Lines of data:
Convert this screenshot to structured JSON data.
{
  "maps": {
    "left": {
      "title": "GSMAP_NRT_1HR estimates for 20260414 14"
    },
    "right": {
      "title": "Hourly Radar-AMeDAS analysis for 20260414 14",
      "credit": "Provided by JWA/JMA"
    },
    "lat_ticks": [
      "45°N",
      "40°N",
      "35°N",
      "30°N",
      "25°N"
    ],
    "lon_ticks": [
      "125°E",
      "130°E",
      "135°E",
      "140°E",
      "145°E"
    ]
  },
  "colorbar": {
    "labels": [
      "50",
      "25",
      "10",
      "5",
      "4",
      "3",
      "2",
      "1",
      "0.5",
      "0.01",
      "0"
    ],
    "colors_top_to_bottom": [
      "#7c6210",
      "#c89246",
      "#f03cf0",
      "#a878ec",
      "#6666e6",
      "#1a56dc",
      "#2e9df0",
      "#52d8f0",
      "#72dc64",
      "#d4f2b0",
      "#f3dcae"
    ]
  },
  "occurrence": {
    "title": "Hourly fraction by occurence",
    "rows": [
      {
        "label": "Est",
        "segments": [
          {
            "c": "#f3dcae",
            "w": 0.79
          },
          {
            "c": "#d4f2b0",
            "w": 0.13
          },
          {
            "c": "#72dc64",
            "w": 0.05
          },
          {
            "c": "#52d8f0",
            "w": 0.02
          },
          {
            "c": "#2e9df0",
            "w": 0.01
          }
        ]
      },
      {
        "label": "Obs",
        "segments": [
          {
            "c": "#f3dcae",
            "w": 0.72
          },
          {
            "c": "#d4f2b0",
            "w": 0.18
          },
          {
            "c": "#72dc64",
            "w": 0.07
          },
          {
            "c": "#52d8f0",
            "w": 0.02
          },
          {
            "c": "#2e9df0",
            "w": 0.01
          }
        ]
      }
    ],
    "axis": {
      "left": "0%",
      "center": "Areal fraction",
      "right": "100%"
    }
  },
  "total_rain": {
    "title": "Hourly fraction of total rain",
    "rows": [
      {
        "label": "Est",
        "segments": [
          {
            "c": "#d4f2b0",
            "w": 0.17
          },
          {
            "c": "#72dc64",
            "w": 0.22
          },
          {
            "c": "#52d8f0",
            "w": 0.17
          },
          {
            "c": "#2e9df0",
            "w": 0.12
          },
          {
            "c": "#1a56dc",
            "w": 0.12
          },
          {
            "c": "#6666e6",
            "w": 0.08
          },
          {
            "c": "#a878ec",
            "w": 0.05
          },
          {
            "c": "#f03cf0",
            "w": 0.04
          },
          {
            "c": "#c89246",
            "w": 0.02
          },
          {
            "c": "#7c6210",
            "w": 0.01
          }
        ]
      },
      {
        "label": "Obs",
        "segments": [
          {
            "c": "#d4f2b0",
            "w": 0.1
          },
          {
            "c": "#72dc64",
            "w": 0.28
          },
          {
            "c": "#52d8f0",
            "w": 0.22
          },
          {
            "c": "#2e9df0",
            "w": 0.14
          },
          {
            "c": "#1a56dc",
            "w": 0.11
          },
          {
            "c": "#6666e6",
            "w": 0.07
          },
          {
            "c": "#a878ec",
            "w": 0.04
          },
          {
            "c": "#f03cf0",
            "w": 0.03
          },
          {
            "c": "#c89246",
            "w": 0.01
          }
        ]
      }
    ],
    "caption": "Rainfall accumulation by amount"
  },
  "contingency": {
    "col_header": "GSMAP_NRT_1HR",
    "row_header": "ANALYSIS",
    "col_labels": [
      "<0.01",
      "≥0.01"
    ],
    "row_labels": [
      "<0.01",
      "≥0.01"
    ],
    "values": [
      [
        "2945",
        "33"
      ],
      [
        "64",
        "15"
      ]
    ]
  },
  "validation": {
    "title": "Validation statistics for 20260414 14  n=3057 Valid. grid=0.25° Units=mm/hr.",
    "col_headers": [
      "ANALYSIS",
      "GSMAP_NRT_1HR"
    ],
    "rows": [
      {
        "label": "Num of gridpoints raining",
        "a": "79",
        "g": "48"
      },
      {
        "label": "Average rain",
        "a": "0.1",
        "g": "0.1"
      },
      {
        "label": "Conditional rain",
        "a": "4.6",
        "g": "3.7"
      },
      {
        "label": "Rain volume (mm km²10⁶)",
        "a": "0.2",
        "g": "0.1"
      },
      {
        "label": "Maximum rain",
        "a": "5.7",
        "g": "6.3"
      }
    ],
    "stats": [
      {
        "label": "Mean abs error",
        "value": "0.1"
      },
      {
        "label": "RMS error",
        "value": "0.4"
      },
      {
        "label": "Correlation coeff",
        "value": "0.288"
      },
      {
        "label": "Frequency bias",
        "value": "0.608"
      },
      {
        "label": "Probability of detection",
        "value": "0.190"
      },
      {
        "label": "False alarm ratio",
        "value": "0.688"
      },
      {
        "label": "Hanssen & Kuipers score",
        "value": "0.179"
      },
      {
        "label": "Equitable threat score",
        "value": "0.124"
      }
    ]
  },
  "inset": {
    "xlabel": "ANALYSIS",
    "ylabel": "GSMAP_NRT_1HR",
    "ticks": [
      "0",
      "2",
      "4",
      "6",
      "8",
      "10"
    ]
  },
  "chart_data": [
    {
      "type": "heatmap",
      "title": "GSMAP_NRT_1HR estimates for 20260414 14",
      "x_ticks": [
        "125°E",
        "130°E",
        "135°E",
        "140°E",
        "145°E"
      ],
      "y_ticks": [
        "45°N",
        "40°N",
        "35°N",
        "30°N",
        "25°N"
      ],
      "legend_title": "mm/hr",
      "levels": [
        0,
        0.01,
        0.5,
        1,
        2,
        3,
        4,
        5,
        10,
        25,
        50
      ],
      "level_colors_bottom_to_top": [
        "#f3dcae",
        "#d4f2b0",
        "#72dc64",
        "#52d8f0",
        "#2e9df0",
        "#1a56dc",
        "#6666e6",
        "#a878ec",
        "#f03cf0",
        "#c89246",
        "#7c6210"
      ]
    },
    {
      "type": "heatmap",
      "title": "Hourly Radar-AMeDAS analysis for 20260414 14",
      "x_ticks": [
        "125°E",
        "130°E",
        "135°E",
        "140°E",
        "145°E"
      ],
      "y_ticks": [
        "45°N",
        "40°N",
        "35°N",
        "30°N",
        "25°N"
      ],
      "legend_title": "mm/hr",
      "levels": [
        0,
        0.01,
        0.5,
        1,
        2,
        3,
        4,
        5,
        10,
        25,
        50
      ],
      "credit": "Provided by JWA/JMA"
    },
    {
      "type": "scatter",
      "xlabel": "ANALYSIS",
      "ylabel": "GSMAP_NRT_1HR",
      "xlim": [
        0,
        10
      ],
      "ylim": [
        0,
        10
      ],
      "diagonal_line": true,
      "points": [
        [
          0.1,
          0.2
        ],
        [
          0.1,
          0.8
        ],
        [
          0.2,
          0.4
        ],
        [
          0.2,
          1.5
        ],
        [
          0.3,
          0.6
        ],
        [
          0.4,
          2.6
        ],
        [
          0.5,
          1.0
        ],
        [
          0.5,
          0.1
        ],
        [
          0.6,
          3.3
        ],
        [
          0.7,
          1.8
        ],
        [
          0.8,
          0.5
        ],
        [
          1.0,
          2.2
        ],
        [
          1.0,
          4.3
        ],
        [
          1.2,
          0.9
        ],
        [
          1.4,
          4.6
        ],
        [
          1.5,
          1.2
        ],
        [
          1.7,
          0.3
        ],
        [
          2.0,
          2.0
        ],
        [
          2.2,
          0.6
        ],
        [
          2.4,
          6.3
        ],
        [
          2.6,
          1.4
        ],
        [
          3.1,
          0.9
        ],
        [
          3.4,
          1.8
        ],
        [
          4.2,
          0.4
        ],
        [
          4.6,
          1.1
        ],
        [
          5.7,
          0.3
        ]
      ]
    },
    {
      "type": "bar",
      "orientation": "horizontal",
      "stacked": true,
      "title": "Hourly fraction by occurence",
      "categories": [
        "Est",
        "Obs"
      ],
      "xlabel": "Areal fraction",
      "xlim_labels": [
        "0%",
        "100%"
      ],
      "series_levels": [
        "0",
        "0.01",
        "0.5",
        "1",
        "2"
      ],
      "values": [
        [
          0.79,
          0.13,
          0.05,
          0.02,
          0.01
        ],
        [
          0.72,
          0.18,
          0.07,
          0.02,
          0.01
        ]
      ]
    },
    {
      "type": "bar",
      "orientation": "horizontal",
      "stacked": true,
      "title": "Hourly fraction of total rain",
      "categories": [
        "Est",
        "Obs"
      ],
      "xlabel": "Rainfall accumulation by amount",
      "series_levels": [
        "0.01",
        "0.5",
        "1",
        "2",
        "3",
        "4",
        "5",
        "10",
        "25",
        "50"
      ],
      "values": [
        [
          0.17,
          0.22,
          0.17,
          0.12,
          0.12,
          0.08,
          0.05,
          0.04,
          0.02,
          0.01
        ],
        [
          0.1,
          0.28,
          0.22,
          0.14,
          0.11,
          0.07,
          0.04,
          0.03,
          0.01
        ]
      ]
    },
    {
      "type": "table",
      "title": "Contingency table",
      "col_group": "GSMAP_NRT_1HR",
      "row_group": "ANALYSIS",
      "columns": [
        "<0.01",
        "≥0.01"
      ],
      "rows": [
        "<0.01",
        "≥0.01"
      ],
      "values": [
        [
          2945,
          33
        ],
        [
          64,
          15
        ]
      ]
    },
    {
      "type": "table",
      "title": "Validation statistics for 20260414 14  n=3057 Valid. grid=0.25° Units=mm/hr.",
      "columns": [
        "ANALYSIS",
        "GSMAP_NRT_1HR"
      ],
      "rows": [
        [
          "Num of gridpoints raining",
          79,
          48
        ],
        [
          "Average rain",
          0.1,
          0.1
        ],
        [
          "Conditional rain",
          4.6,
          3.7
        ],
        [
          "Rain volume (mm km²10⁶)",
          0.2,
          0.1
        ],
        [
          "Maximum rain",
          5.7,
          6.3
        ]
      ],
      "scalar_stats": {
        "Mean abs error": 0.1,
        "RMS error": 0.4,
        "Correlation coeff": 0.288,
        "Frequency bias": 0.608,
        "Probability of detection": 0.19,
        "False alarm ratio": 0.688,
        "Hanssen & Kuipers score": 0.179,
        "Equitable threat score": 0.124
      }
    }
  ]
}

> [SET PROBLEM]:
Extract all lines from the material above that include the word "error".

> [TASK RESULT]:
        "label": "Mean abs error",
        "label": "RMS error",
        "Mean abs error": 0.1,
        "RMS error": 0.4,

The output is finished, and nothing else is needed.